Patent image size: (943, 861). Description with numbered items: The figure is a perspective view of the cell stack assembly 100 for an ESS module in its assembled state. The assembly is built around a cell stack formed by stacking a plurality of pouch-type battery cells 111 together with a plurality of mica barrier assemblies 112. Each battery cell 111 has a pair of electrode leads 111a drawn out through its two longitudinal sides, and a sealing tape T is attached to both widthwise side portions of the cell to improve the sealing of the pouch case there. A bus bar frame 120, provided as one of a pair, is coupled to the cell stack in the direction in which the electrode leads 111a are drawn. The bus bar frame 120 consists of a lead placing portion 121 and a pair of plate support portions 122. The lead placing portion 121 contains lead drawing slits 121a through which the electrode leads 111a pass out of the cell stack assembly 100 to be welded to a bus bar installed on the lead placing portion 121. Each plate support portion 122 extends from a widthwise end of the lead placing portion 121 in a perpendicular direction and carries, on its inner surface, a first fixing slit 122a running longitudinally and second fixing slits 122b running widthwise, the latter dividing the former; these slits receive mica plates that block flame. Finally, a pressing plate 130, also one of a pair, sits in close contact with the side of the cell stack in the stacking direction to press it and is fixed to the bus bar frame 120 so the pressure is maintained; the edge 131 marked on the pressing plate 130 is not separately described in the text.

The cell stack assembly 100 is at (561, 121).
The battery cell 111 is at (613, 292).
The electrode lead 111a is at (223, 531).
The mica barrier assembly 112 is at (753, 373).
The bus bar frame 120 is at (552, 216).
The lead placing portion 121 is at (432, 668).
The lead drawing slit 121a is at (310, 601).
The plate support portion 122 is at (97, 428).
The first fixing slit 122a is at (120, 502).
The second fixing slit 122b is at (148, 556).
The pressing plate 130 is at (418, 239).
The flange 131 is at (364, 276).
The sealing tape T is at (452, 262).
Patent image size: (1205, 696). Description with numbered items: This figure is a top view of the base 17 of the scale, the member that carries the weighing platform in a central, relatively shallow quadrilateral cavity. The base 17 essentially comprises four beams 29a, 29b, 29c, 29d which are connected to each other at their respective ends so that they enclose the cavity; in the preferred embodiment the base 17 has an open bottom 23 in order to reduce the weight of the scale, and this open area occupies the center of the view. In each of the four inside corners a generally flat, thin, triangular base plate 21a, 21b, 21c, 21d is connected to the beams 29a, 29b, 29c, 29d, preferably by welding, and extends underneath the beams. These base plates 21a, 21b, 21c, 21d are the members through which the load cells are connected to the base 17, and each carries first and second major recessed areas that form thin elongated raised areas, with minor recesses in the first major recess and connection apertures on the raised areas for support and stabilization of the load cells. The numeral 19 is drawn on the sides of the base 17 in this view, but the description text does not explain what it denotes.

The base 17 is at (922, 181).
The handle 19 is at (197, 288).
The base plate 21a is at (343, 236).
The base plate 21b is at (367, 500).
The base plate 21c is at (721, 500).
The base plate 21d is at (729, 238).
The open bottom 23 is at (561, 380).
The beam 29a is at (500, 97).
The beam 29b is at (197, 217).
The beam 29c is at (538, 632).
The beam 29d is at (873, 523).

> **PROBLEM DETAILS**
Everything in the listing must be written out again without any change.

> **EXPECTED OUTPUT**
Patent image size: (943, 861). Description with numbered items: The figure is a perspective view of the cell stack assembly 100 for an ESS module in its assembled state. The assembly is built around a cell stack formed by stacking a plurality of pouch-type battery cells 111 together with a plurality of mica barrier assemblies 112. Each battery cell 111 has a pair of electrode leads 111a drawn out through its two longitudinal sides, and a sealing tape T is attached to both widthwise side portions of the cell to improve the sealing of the pouch case there. A bus bar frame 120, provided as one of a pair, is coupled to the cell stack in the direction in which the electrode leads 111a are drawn. The bus bar frame 120 consists of a lead placing portion 121 and a pair of plate support portions 122. The lead placing portion 121 contains lead drawing slits 121a through which the electrode leads 111a pass out of the cell stack assembly 100 to be welded to a bus bar installed on the lead placing portion 121. Each plate support portion 122 extends from a widthwise end of the lead placing portion 121 in a perpendicular direction and carries, on its inner surface, a first fixing slit 122a running longitudinally and second fixing slits 122b running widthwise, the latter dividing the former; these slits receive mica plates that block flame. Finally, a pressing plate 130, also one of a pair, sits in close contact with the side of the cell stack in the stacking direction to press it and is fixed to the bus bar frame 120 so the pressure is maintained; the edge 131 marked on the pressing plate 130 is not separately described in the text.

The cell stack assembly 100 is at (561, 121).
The battery cell 111 is at (613, 292).
The electrode lead 111a is at (223, 531).
The mica barrier assembly 112 is at (753, 373).
The bus bar frame 120 is at (552, 216).
The lead placing portion 121 is at (432, 668).
The lead drawing slit 121a is at (310, 601).
The plate support portion 122 is at (97, 428).
The first fixing slit 122a is at (120, 502).
The second fixing slit 122b is at (148, 556).
The pressing plate 130 is at (418, 239).
The flange 131 is at (364, 276).
The sealing tape T is at (452, 262).
Patent image size: (1205, 696). Description with numbered items: This figure is a top view of the base 17 of the scale, the member that carries the weighing platform in a central, relatively shallow quadrilateral cavity. The base 17 essentially comprises four beams 29a, 29b, 29c, 29d which are connected to each other at their respective ends so that they enclose the cavity; in the preferred embodiment the base 17 has an open bottom 23 in order to reduce the weight of the scale, and this open area occupies the center of the view. In each of the four inside corners a generally flat, thin, triangular base plate 21a, 21b, 21c, 21d is connected to the beams 29a, 29b, 29c, 29d, preferably by welding, and extends underneath the beams. These base plates 21a, 21b, 21c, 21d are the members through which the load cells are connected to the base 17, and each carries first and second major recessed areas that form thin elongated raised areas, with minor recesses in the first major recess and connection apertures on the raised areas for support and stabilization of the load cells. The numeral 19 is drawn on the sides of the base 17 in this view, but the description text does not explain what it denotes.

The base 17 is at (922, 181).
The handle 19 is at (197, 288).
The base plate 21a is at (343, 236).
The base plate 21b is at (367, 500).
The base plate 21c is at (721, 500).
The base plate 21d is at (729, 238).
The open bottom 23 is at (561, 380).
The beam 29a is at (500, 97).
The beam 29b is at (197, 217).
The beam 29c is at (538, 632).
The beam 29d is at (873, 523).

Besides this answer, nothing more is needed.